-- start Stored rows --

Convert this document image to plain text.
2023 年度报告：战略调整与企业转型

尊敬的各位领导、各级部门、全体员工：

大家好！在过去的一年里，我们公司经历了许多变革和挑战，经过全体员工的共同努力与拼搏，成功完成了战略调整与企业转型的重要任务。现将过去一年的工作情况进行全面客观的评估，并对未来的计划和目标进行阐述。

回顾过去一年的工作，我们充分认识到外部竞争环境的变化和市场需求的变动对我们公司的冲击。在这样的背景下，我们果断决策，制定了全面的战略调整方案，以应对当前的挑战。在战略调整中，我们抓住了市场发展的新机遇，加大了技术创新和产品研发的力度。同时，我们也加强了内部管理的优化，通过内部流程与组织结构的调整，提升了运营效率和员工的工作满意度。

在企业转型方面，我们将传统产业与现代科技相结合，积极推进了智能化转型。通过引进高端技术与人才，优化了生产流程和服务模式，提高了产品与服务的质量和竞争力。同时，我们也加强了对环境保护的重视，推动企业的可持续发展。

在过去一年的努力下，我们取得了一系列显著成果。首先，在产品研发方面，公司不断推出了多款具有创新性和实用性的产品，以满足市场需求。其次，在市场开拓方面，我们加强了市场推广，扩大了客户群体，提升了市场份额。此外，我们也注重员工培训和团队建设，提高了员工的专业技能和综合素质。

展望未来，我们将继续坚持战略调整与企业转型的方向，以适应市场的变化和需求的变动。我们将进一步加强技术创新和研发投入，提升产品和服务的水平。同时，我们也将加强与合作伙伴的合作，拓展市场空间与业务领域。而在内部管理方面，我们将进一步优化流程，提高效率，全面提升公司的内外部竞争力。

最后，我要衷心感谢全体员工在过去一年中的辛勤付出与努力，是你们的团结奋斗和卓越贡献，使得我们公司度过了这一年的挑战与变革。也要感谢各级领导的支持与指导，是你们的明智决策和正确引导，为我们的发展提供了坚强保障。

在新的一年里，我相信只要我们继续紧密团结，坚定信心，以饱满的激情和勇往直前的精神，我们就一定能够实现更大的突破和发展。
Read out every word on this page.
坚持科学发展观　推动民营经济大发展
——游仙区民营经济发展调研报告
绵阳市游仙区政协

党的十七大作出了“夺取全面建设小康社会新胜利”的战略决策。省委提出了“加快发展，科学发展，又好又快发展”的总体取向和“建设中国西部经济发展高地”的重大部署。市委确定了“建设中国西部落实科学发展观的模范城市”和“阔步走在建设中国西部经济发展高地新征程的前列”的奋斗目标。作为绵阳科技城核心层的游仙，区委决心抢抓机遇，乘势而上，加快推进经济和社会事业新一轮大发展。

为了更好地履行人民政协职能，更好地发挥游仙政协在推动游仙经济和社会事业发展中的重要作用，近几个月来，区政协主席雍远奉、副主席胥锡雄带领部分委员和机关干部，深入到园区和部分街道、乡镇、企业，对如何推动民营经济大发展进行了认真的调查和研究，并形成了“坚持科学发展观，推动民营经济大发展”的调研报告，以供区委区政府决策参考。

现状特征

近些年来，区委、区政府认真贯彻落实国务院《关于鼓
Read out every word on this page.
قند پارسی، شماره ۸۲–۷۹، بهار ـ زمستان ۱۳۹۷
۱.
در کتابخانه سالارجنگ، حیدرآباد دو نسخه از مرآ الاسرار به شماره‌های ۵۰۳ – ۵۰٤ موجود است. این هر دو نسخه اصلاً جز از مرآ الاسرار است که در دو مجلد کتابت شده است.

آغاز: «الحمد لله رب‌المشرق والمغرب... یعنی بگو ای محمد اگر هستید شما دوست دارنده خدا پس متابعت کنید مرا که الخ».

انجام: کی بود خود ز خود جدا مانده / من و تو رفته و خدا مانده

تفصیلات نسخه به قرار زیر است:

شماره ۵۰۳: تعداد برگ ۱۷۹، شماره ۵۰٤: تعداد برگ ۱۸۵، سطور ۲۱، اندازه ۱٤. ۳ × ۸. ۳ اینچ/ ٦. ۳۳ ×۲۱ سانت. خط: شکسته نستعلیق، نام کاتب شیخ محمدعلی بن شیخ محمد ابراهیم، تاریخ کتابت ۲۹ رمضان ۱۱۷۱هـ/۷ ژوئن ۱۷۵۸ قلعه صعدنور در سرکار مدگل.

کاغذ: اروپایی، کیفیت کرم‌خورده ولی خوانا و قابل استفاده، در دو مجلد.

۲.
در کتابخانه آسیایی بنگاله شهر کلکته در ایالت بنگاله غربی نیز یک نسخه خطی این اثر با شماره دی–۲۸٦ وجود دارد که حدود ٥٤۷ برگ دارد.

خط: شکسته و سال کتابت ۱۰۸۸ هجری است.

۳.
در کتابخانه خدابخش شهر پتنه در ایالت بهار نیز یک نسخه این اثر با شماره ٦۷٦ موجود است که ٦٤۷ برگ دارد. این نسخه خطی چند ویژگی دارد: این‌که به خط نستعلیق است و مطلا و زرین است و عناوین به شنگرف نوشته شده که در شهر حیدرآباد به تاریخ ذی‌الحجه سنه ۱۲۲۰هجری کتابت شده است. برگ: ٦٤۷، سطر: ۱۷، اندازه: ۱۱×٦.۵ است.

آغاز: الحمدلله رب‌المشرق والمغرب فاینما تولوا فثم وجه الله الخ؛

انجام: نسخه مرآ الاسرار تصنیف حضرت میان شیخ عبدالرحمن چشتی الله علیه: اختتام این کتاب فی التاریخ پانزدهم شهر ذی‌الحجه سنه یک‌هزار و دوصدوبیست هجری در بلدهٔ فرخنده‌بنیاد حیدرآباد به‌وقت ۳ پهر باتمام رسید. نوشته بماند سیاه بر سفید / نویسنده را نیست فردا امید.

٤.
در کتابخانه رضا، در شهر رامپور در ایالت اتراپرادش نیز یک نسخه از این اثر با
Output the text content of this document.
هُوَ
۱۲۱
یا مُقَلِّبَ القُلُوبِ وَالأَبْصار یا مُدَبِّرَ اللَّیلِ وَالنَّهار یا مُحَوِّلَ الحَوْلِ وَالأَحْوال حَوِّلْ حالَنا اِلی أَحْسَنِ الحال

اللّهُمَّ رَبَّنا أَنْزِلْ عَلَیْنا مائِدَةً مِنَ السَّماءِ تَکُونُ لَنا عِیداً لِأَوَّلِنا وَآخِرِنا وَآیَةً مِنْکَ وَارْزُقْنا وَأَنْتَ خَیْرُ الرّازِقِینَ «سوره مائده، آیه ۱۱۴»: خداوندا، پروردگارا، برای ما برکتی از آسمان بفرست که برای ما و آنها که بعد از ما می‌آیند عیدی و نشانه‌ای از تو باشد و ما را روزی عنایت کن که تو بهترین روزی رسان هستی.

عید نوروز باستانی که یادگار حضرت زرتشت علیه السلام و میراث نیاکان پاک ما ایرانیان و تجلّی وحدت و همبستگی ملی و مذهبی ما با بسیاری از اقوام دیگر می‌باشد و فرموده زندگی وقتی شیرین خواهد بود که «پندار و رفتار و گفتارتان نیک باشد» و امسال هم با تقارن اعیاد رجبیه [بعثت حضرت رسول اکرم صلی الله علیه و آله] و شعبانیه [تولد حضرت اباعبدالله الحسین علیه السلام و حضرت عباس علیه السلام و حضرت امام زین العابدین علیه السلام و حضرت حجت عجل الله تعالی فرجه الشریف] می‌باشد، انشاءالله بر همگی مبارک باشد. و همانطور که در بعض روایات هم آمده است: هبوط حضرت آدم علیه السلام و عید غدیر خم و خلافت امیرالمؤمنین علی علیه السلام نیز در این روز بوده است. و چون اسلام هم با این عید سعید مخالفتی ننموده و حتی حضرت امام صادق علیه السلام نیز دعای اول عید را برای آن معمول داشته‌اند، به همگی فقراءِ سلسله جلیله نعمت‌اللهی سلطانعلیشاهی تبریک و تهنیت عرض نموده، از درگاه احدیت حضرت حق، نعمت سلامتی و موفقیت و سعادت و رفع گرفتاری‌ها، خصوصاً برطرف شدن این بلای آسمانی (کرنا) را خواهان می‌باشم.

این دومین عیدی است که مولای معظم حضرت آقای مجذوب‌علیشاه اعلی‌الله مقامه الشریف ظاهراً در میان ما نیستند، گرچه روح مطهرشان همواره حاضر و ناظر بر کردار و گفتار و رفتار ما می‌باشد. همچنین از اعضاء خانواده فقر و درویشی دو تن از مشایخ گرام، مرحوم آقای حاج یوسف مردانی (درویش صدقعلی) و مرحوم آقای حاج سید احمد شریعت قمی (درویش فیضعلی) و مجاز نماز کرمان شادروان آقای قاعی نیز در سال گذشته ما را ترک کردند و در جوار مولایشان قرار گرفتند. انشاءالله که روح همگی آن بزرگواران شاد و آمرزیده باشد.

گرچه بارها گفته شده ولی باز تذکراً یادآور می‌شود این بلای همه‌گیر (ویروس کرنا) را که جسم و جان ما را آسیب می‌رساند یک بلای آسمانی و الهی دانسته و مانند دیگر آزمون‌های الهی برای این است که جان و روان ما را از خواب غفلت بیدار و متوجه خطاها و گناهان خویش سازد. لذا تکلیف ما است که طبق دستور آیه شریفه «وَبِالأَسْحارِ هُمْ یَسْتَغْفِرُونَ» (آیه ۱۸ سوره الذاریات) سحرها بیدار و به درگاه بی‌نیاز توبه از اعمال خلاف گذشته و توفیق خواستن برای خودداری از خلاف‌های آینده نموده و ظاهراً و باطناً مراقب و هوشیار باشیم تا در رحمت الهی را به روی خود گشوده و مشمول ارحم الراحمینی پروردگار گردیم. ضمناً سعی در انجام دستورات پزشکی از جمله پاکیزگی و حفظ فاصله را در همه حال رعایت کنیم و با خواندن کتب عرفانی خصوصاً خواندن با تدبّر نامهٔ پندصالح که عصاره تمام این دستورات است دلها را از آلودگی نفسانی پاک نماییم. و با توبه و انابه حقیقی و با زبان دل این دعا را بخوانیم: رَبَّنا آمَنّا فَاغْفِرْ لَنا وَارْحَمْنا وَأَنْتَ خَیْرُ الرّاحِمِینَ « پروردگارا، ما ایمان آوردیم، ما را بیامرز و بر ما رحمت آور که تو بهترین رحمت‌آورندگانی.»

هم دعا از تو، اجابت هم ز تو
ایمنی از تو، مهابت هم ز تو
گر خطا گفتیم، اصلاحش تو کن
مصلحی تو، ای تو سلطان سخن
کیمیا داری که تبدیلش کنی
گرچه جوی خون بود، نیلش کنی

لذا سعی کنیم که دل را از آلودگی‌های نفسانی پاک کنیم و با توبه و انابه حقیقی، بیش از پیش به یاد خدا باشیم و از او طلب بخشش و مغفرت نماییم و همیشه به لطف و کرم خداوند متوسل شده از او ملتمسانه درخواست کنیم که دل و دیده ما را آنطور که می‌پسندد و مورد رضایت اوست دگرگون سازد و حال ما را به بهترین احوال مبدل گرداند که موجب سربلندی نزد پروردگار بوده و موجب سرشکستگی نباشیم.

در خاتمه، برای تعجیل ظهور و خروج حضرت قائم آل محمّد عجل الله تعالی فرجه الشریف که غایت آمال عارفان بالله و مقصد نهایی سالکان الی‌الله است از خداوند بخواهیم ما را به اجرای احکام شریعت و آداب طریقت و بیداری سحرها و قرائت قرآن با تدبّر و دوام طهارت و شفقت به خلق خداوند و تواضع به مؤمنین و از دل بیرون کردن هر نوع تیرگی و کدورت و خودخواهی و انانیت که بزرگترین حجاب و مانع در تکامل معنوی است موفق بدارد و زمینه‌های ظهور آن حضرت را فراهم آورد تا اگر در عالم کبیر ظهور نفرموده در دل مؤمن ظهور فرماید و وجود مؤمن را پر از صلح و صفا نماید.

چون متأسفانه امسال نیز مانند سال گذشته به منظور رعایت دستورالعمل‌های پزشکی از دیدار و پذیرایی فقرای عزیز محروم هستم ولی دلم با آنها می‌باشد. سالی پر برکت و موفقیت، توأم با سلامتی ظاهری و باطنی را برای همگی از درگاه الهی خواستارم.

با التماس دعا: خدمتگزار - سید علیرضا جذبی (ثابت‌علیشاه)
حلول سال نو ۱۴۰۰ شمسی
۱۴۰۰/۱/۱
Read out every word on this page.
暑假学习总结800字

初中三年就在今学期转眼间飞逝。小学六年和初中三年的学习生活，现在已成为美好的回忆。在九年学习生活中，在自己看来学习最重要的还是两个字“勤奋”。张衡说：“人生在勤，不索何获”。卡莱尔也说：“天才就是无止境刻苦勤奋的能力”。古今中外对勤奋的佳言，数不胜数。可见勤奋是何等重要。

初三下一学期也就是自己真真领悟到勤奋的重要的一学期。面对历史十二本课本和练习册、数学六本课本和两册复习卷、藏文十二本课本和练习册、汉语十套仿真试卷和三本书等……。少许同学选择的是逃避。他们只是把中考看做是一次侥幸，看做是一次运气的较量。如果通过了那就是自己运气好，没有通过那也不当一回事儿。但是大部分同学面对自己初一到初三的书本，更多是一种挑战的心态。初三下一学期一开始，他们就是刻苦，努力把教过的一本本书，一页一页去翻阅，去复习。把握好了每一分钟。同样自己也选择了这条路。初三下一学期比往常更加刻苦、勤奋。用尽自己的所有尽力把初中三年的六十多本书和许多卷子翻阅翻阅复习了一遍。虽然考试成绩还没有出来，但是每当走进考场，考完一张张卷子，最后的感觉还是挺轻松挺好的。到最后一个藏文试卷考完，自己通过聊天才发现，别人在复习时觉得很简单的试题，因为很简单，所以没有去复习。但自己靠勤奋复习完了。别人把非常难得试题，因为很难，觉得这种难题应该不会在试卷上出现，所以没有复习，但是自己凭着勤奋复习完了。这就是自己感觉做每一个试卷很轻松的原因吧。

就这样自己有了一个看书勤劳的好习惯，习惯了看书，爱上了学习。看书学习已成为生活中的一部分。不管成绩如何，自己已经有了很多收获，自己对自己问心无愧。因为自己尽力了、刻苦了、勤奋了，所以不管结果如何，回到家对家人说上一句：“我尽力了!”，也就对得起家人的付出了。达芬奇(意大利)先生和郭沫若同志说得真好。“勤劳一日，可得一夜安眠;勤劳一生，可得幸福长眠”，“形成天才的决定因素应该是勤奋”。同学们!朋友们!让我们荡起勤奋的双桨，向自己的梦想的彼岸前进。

-- end Stored rows --

Set out every line from the material that contains the string "سلامتی".

عید نوروز باستانی که یادگار حضرت زرتشت علیه السلام و میراث نیاکان پاک ما ایرانیان و تجلّی وحدت و همبستگی ملی و مذهبی ما با بسیاری از اقوام دیگر می‌باشد و فرموده زندگی وقتی شیرین خواهد بود که «پندار و رفتار و گفتارتان نیک باشد» و امسال هم با تقارن اعیاد رجبیه [بعثت حضرت رسول اکرم صلی الله علیه و آله] و شعبانیه [تولد حضرت اباعبدالله الحسین علیه السلام و حضرت عباس علیه السلام و حضرت امام زین العابدین علیه السلام و حضرت حجت عجل الله تعالی فرجه الشریف] می‌باشد، انشاءالله بر همگی مبارک باشد. و همانطور که در بعض روایات هم آمده است: هبوط حضرت آدم علیه السلام و عید غدیر خم و خلافت امیرالمؤمنین علی علیه السلام نیز در این روز بوده است. و چون اسلام هم با این عید سعید مخالفتی ننموده و حتی حضرت امام صادق علیه السلام نیز دعای اول عید را برای آن معمول داشته‌اند، به همگی فقراءِ سلسله جلیله نعمت‌اللهی سلطانعلیشاهی تبریک و تهنیت عرض نموده، از درگاه احدیت حضرت حق، نعمت سلامتی و موفقیت و سعادت و رفع گرفتاری‌ها، خصوصاً برطرف شدن این بلای آسمانی (کرنا) را خواهان می‌باشم.
چون متأسفانه امسال نیز مانند سال گذشته به منظور رعایت دستورالعمل‌های پزشکی از دیدار و پذیرایی فقرای عزیز محروم هستم ولی دلم با آنها می‌باشد. سالی پر برکت و موفقیت، توأم با سلامتی ظاهری و باطنی را برای همگی از درگاه الهی خواستارم.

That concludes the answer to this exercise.